* **EXERCISE DIRECTIONS**: Arrange every row below as a numbered list, leaving out blank lines and the pictures.
◇ ◇ ◇
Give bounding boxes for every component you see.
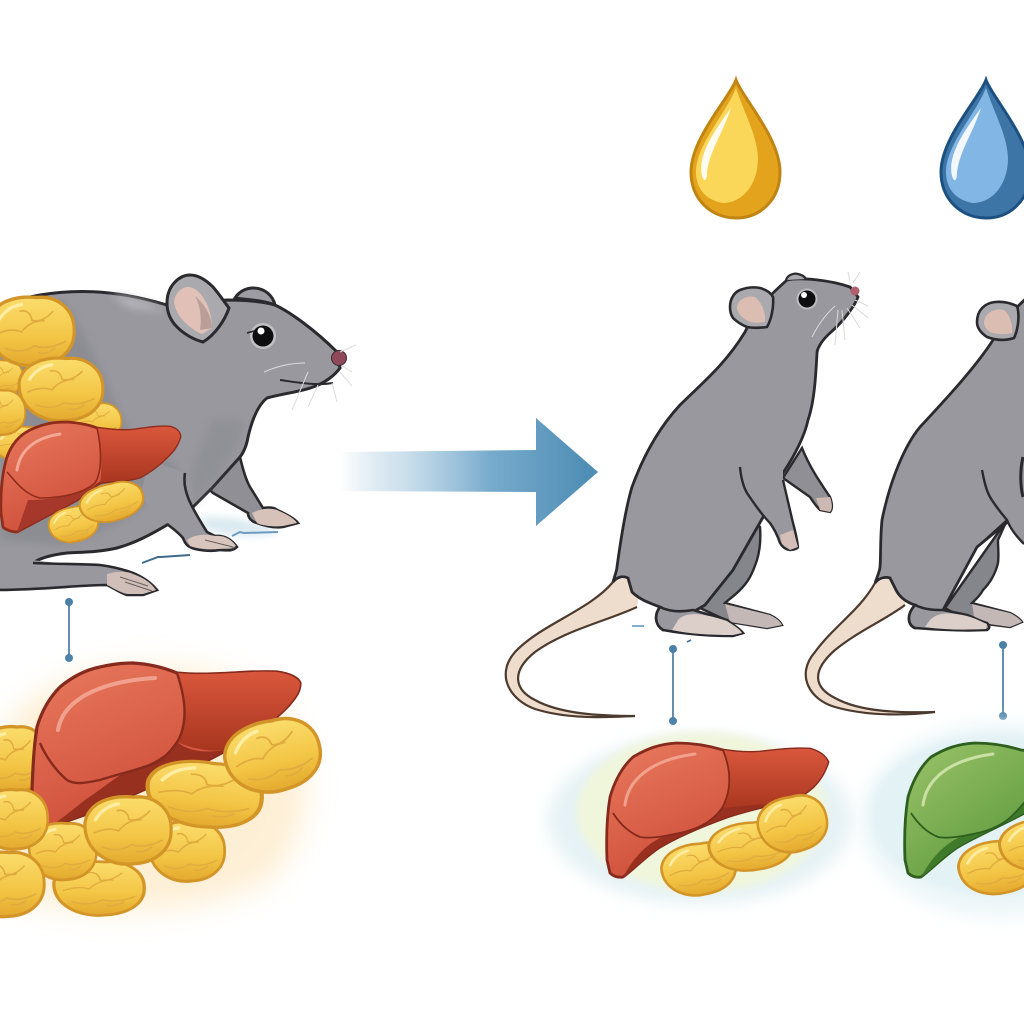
hind leg bbox=[0, 555, 157, 595]
shadow marks on ground bbox=[200, 517, 280, 536]
ear bbox=[167, 275, 229, 342]
far ear bbox=[235, 288, 275, 305]
connector left bbox=[65, 598, 73, 662]
eye bbox=[796, 288, 818, 310]
liver on rat bbox=[1, 422, 180, 532]
far ear bbox=[786, 274, 806, 280]
fat under liver bbox=[46, 477, 147, 547]
nose bbox=[332, 350, 346, 366]
far leg bbox=[700, 510, 782, 628]
glow bbox=[0, 666, 306, 911]
mouth and whiskers bbox=[264, 345, 356, 410]
upright rat two bbox=[806, 295, 1024, 714]
near foot bbox=[909, 605, 989, 630]
arrow bbox=[340, 418, 598, 526]
body bbox=[613, 279, 858, 630]
body shading bbox=[0, 294, 245, 545]
left obese rat with fat and liver bbox=[0, 275, 356, 595]
nose bbox=[850, 286, 860, 296]
arm bbox=[977, 457, 1024, 547]
ear bbox=[730, 287, 773, 328]
far leg bbox=[945, 520, 1022, 627]
body bbox=[875, 295, 1024, 628]
near foot bbox=[656, 607, 743, 636]
whiskers bbox=[812, 272, 868, 345]
ear bbox=[977, 302, 1018, 340]
connector rat two bbox=[999, 641, 1007, 720]
eye bbox=[247, 323, 276, 349]
body bbox=[0, 291, 340, 563]
fat lobes bbox=[149, 822, 225, 881]
yellow oil drop bbox=[691, 80, 780, 218]
connector rat one bbox=[669, 645, 677, 725]
liver bbox=[607, 743, 828, 877]
fat lobes on rat bbox=[0, 297, 121, 463]
red liver with small fat bbox=[548, 732, 852, 904]
front leg bbox=[140, 460, 237, 551]
tail bbox=[506, 578, 640, 717]
tail bbox=[806, 578, 935, 714]
glow bbox=[860, 722, 1024, 918]
near arm bbox=[740, 467, 798, 550]
far leg bbox=[200, 457, 298, 527]
fat behind bbox=[0, 727, 48, 792]
large liver with fat bbox=[0, 663, 327, 917]
green liver with small fat bbox=[860, 722, 1024, 918]
fat bbox=[659, 839, 739, 900]
far arm bbox=[783, 448, 832, 512]
blue oil drop bbox=[941, 80, 1024, 218]
upright rat one bbox=[506, 272, 868, 717]
liver bbox=[905, 743, 1024, 877]
fat bbox=[956, 836, 1024, 899]
glow bbox=[548, 732, 852, 904]
liver bbox=[32, 663, 300, 827]
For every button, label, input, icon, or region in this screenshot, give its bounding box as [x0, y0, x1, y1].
◇ ◇ ◇
* **CORRECT RESPONSE**:
1. Give bounding boxes for every component you see.
2. hind leg bbox=[0, 555, 157, 595]
3. shadow marks on ground bbox=[200, 517, 280, 536]
4. ear bbox=[167, 275, 229, 342]
5. far ear bbox=[235, 288, 275, 305]
6. connector left bbox=[65, 598, 73, 662]
7. eye bbox=[796, 288, 818, 310]
8. liver on rat bbox=[1, 422, 180, 532]
9. far ear bbox=[786, 274, 806, 280]
10. fat under liver bbox=[46, 477, 147, 547]
11. nose bbox=[332, 350, 346, 366]
12. far leg bbox=[700, 510, 782, 628]
13. glow bbox=[0, 666, 306, 911]
14. mouth and whiskers bbox=[264, 345, 356, 410]
15. upright rat two bbox=[806, 295, 1024, 714]
16. near foot bbox=[909, 605, 989, 630]
17. arrow bbox=[340, 418, 598, 526]
18. body bbox=[613, 279, 858, 630]
19. body shading bbox=[0, 294, 245, 545]
20. left obese rat with fat and liver bbox=[0, 275, 356, 595]
21. nose bbox=[850, 286, 860, 296]
22. arm bbox=[977, 457, 1024, 547]
23. ear bbox=[730, 287, 773, 328]
24. far leg bbox=[945, 520, 1022, 627]
25. body bbox=[875, 295, 1024, 628]
26. near foot bbox=[656, 607, 743, 636]
27. whiskers bbox=[812, 272, 868, 345]
28. ear bbox=[977, 302, 1018, 340]
29. connector rat two bbox=[999, 641, 1007, 720]
30. eye bbox=[247, 323, 276, 349]
31. body bbox=[0, 291, 340, 563]
32. fat lobes bbox=[149, 822, 225, 881]
33. yellow oil drop bbox=[691, 80, 780, 218]
34. connector rat one bbox=[669, 645, 677, 725]
35. liver bbox=[607, 743, 828, 877]
36. fat lobes on rat bbox=[0, 297, 121, 463]
37. red liver with small fat bbox=[548, 732, 852, 904]
38. front leg bbox=[140, 460, 237, 551]
39. tail bbox=[506, 578, 640, 717]
40. tail bbox=[806, 578, 935, 714]
41. glow bbox=[860, 722, 1024, 918]
42. near arm bbox=[740, 467, 798, 550]
43. far leg bbox=[200, 457, 298, 527]
44. fat behind bbox=[0, 727, 48, 792]
45. large liver with fat bbox=[0, 663, 327, 917]
46. green liver with small fat bbox=[860, 722, 1024, 918]
47. fat bbox=[659, 839, 739, 900]
48. far arm bbox=[783, 448, 832, 512]
49. blue oil drop bbox=[941, 80, 1024, 218]
50. upright rat one bbox=[506, 272, 868, 717]
51. liver bbox=[905, 743, 1024, 877]
52. fat bbox=[956, 836, 1024, 899]
53. glow bbox=[548, 732, 852, 904]
54. liver bbox=[32, 663, 300, 827]
55. For every button, label, input, icon, or region in this screenshot, give its bounding box as [x0, y0, x1, y1].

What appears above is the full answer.